(Dataset items)
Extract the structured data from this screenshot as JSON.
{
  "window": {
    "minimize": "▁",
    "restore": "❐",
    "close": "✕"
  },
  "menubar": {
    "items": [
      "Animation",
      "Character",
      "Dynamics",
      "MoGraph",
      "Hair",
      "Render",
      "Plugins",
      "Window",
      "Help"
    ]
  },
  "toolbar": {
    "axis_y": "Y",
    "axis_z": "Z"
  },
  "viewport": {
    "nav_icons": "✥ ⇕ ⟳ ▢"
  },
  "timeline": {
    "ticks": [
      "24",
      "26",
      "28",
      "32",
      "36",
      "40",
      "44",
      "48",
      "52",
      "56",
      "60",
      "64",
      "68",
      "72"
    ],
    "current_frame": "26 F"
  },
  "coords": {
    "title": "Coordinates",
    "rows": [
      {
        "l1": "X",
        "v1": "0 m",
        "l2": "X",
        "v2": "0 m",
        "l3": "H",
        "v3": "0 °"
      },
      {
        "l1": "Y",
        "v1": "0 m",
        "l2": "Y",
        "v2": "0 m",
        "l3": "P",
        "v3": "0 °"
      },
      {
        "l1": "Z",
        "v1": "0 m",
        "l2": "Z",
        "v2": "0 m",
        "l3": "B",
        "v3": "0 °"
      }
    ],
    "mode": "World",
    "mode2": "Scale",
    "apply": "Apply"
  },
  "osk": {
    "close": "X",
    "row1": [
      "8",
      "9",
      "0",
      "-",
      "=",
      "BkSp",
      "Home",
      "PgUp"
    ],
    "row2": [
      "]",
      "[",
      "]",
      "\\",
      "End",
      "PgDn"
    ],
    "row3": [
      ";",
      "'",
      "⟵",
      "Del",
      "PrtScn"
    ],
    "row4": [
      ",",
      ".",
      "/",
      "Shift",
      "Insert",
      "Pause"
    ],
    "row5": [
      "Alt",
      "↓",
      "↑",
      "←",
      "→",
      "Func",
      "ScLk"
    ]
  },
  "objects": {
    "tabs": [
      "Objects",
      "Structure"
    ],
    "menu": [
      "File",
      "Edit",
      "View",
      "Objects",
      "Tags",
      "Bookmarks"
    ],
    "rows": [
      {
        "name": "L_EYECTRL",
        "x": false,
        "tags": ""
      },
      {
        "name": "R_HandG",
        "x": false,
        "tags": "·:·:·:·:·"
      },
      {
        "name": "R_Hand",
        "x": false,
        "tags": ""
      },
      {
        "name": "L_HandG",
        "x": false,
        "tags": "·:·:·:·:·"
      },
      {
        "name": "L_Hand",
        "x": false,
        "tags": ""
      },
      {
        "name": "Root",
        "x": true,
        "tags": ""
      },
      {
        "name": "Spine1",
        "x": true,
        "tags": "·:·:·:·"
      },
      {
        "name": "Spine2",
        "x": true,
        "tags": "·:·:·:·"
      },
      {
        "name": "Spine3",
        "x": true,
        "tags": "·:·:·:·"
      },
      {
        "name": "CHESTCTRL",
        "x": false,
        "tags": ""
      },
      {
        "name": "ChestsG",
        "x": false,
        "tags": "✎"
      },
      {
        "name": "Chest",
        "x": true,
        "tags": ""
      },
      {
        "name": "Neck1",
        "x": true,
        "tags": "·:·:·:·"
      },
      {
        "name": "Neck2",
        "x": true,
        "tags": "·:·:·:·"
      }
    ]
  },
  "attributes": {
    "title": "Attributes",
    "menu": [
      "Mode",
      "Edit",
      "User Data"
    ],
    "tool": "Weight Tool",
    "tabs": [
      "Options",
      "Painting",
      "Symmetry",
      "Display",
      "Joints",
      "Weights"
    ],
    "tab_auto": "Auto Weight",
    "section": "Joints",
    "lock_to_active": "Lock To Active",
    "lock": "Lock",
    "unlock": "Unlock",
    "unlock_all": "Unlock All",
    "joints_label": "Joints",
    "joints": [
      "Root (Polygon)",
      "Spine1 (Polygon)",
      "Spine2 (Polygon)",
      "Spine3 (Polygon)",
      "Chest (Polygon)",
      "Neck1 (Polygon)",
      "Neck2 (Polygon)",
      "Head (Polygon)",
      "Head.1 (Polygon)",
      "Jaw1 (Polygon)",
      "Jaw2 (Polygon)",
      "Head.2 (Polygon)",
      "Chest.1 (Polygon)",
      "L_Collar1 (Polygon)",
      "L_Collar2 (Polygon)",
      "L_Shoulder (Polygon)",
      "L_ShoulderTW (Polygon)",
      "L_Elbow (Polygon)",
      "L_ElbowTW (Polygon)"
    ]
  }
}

### Goal of the exercise
Copy every line of the entries above in which "Unlock" occurs.

### Response
    "unlock": "Unlock",
    "unlock_all": "Unlock All",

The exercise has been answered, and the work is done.